## The exercise
Search the listing below for the string "حالت" and show each line that contains it.

## Records supplied
* BEGIN *
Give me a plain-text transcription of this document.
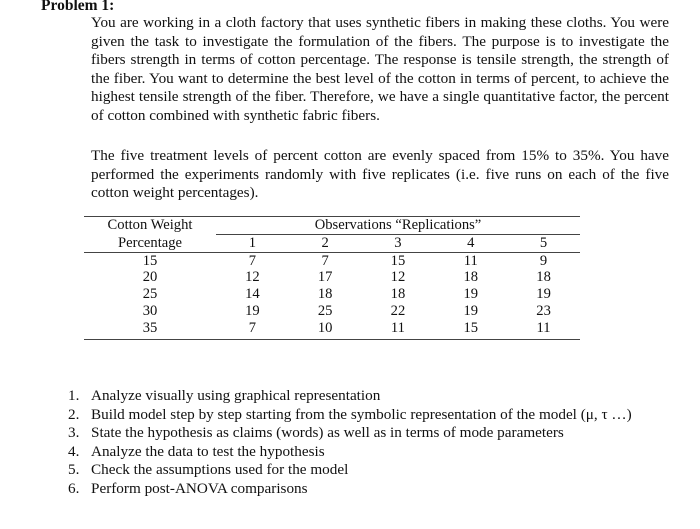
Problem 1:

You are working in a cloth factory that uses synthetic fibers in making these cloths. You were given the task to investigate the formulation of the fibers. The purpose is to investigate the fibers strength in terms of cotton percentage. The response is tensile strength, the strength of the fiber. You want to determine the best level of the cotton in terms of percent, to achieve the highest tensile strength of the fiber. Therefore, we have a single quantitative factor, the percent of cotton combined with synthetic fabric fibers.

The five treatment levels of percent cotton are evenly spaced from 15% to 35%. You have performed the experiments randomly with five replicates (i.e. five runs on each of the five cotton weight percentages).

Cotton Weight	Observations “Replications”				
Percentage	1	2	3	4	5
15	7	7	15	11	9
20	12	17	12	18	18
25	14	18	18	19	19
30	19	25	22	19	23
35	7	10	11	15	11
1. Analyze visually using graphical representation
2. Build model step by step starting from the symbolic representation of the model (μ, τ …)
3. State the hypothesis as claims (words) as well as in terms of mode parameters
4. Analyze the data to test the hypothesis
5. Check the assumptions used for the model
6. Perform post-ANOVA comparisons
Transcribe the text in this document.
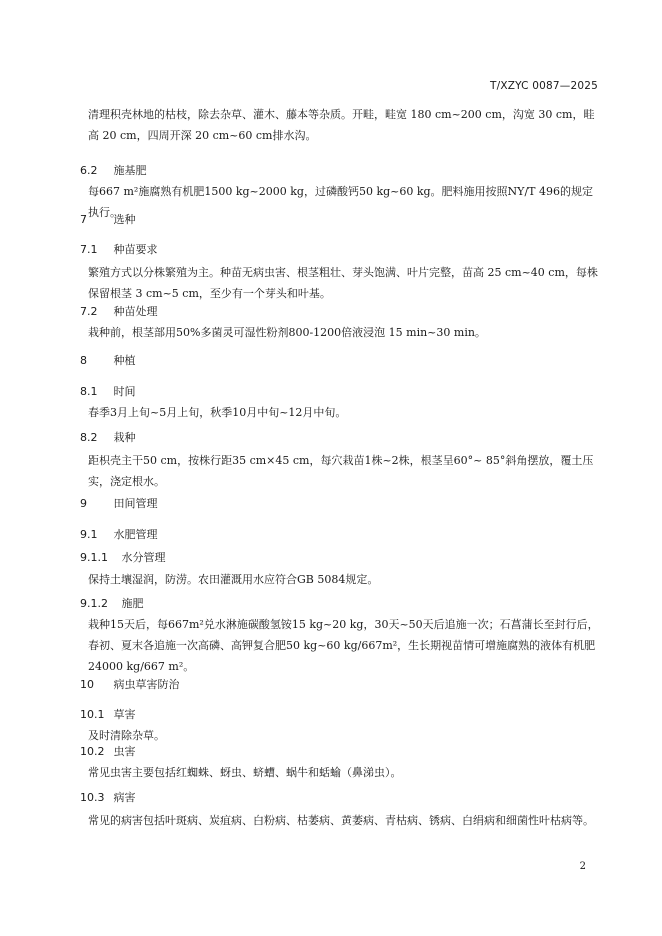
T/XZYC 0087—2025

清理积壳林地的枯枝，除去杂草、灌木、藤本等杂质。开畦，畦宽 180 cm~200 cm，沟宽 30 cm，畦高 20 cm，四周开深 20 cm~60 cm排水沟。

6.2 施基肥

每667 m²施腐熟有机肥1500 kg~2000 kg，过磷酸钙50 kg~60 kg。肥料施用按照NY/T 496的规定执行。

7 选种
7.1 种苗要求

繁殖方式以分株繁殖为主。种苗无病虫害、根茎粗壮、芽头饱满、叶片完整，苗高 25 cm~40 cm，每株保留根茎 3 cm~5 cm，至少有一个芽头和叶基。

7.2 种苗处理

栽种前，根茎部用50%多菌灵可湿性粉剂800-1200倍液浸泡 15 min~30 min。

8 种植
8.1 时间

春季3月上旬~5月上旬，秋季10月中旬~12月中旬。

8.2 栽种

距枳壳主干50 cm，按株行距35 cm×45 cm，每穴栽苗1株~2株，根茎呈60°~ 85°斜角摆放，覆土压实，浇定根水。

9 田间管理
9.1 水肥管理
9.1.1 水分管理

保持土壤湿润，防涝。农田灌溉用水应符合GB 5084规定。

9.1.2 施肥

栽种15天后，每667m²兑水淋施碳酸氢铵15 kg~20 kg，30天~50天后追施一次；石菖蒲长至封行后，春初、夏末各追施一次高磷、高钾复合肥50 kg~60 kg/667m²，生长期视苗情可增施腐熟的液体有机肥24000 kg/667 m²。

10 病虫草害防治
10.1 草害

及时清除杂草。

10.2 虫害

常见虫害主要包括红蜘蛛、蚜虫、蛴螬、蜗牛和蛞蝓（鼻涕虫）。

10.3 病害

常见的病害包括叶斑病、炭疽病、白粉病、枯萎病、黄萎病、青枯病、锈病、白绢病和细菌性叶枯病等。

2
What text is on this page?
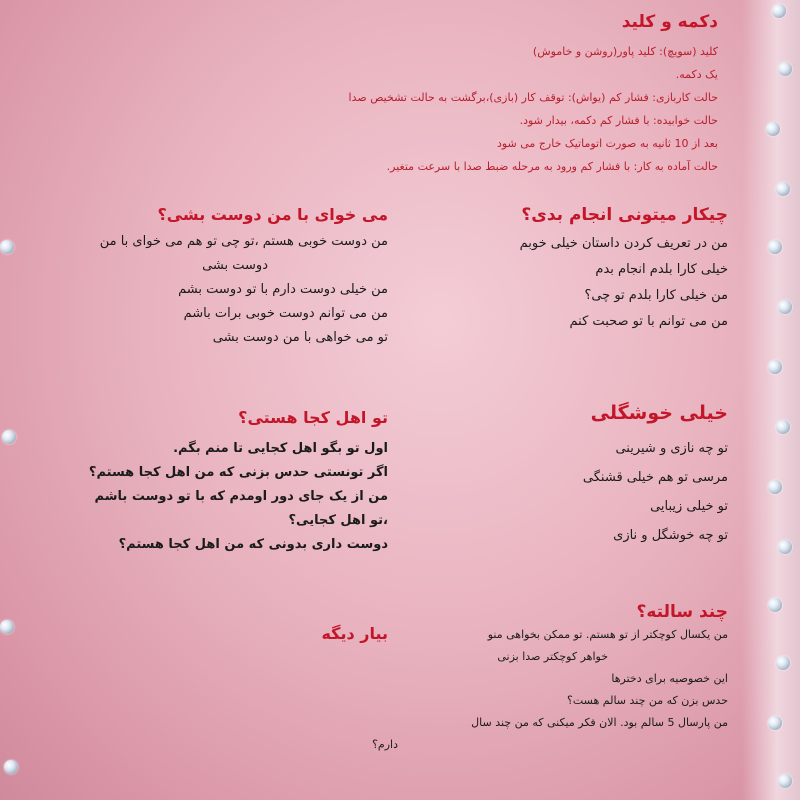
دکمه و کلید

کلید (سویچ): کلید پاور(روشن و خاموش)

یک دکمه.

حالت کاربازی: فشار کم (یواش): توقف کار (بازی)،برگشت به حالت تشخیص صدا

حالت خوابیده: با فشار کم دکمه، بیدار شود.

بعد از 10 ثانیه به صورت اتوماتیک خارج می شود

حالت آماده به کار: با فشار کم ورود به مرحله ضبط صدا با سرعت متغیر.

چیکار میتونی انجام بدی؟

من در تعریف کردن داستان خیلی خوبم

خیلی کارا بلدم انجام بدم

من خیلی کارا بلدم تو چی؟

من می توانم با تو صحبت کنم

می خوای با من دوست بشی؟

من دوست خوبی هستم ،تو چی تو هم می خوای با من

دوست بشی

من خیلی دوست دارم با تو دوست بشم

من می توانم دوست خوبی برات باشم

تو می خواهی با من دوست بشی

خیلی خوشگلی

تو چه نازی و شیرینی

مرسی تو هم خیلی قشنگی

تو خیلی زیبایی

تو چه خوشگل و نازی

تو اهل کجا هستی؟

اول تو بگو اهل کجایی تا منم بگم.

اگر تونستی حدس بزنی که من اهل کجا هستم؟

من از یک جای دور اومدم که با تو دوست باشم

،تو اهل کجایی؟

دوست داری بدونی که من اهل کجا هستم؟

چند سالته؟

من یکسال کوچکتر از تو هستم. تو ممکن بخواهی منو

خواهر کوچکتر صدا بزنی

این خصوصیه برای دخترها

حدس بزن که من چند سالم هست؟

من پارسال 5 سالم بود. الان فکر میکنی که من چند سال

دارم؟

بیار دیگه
* END *
* BEGIN *
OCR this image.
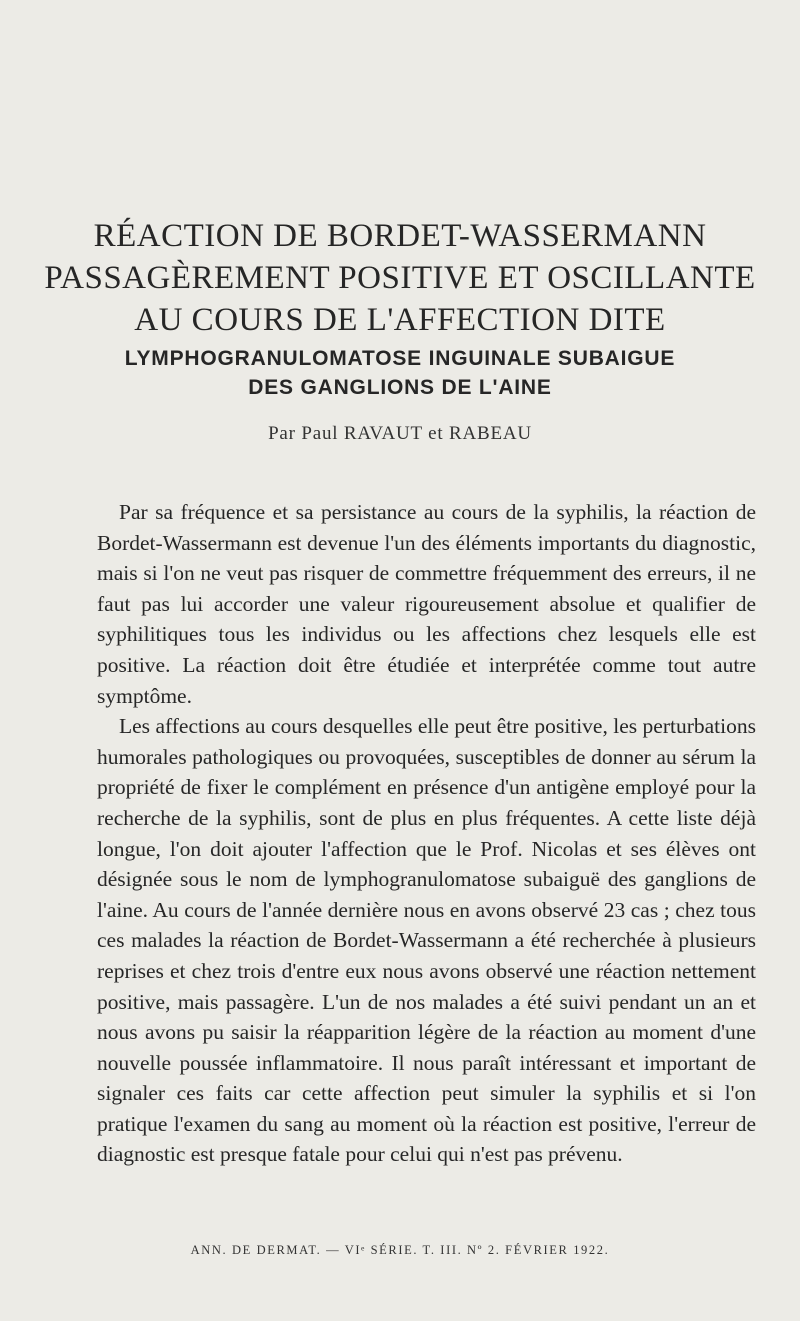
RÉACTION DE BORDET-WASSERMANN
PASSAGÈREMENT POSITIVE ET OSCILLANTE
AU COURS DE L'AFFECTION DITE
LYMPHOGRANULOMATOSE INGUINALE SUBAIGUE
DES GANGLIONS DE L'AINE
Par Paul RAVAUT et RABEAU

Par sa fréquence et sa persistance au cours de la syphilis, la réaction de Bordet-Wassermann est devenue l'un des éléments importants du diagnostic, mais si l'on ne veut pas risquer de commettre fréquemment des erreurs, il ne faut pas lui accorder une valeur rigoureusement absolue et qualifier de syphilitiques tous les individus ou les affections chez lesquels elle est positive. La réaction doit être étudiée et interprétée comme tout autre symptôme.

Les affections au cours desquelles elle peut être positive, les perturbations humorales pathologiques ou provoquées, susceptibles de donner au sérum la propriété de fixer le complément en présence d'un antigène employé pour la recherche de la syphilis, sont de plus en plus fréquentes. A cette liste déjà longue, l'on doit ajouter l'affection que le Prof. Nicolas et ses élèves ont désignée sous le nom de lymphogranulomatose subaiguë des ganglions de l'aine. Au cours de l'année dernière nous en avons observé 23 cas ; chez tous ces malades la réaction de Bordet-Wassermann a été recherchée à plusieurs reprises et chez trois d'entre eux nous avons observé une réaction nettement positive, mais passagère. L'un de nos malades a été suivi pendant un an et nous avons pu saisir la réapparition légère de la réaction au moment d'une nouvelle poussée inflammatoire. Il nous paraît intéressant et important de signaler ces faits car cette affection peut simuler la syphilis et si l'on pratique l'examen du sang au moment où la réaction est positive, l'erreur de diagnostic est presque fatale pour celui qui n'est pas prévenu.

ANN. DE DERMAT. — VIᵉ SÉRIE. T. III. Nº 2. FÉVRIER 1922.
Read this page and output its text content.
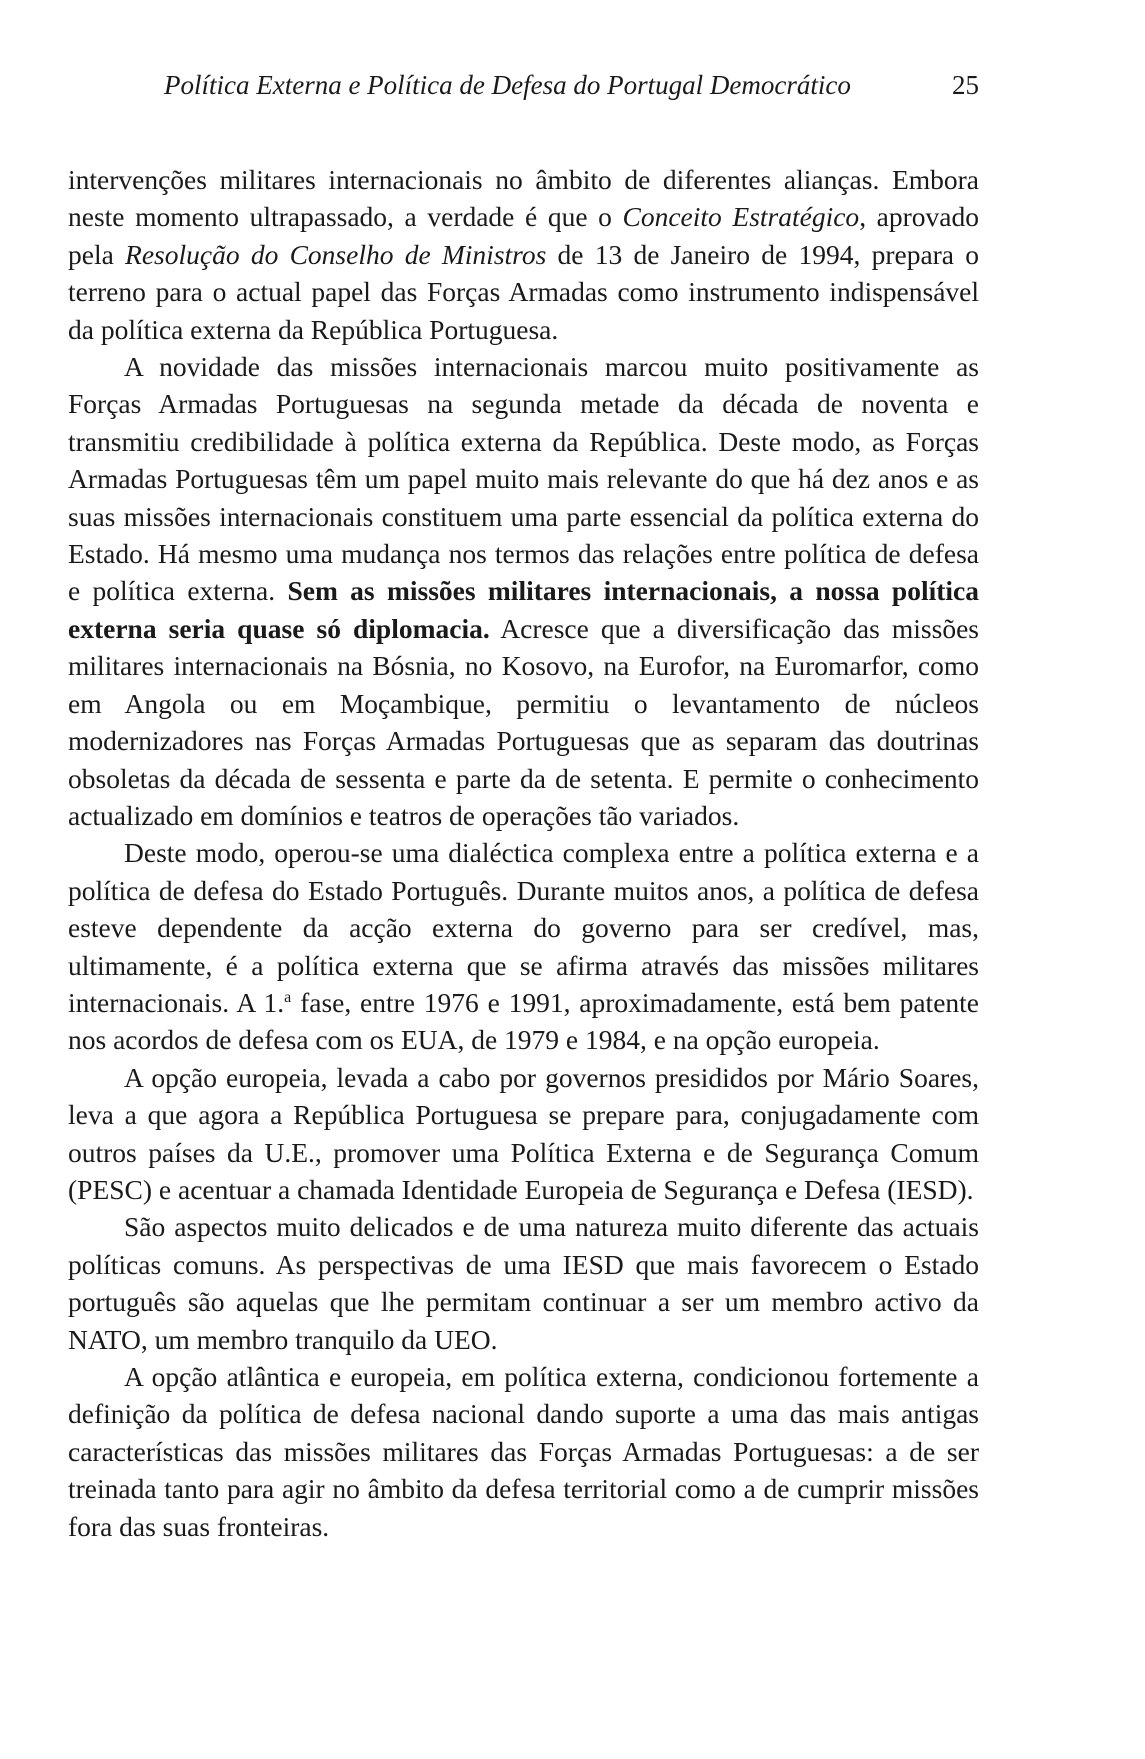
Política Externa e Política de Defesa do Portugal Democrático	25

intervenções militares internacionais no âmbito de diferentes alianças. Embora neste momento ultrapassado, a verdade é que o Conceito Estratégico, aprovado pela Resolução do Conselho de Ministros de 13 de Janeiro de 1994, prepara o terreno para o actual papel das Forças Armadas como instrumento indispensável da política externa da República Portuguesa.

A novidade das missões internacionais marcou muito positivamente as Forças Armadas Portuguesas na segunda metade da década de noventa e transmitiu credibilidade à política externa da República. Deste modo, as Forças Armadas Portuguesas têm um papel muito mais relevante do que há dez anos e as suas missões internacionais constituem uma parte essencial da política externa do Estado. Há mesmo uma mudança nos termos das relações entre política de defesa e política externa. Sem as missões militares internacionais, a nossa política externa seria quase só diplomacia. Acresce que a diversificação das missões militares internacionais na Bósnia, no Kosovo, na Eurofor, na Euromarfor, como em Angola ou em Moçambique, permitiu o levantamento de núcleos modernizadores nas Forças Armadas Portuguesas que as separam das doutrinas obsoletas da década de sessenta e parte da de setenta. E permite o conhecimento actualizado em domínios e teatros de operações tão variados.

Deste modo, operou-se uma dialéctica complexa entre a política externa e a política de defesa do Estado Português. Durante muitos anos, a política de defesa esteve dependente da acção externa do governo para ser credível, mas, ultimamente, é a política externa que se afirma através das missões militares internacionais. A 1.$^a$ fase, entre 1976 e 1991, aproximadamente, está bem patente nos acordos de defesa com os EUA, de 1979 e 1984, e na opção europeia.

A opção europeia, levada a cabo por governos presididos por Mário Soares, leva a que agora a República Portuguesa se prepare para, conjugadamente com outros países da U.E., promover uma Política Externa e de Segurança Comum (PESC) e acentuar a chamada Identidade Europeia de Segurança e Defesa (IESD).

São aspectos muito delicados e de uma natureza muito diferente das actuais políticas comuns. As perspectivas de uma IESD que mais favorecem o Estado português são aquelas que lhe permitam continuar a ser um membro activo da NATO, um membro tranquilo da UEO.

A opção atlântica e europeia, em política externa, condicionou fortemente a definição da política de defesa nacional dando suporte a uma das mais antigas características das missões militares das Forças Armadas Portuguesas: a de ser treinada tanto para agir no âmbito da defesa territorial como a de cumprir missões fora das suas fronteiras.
* END *
* BEGIN *
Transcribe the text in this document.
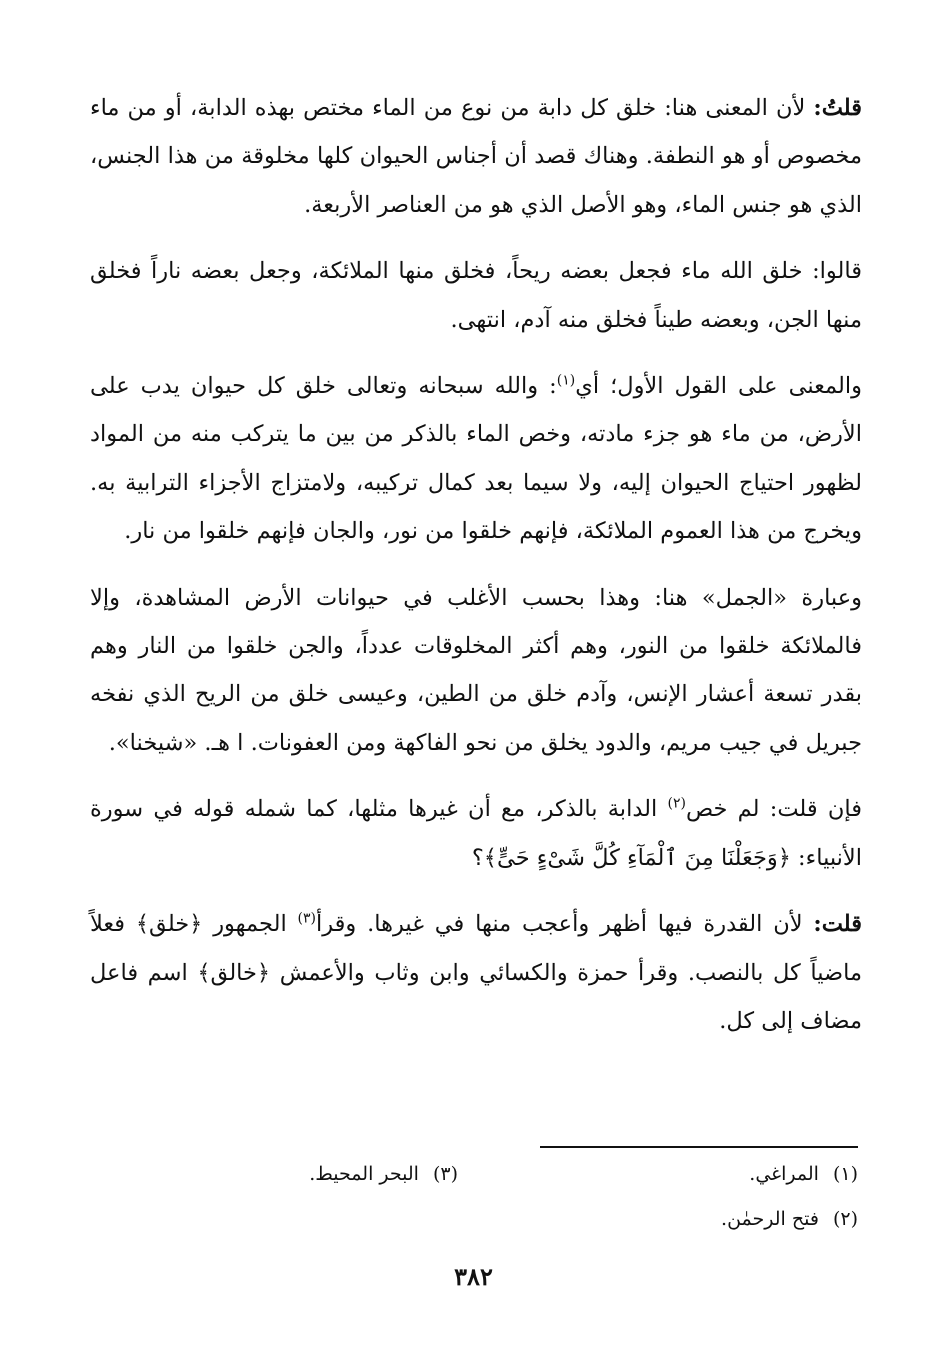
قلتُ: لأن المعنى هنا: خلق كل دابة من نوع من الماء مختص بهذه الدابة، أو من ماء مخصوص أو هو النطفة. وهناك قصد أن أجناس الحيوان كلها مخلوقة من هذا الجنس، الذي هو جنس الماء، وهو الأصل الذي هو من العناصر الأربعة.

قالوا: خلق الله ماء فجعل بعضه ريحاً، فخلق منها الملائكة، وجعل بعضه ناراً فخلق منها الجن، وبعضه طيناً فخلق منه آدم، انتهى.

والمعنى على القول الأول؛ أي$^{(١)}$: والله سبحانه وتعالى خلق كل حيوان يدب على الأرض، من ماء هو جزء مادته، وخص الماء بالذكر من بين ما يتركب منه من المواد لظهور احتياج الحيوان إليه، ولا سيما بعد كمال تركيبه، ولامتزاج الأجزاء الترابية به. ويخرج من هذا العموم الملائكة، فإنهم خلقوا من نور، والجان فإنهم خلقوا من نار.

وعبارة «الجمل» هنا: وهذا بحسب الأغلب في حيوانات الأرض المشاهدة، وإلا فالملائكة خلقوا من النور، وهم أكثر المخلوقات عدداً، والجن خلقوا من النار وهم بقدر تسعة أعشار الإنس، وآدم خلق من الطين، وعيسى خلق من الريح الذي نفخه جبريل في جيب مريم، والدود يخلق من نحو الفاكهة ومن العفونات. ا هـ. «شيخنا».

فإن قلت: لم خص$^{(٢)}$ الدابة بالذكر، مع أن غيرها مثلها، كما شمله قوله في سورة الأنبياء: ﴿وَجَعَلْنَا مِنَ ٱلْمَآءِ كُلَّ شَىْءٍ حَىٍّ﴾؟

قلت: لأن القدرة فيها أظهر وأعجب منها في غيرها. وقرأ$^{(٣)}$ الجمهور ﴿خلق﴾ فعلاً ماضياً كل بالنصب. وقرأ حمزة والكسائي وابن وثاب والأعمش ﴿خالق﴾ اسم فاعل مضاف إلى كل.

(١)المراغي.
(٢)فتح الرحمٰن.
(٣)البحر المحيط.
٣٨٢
* END *
## Full answer
حالت کاربازی: فشار کم (یواش): توقف کار (بازی)،برگشت به حالت تشخیص صدا
حالت خوابیده: با فشار کم دکمه، بیدار شود.
حالت آماده به کار: با فشار کم ورود به مرحله ضبط صدا با سرعت متغیر.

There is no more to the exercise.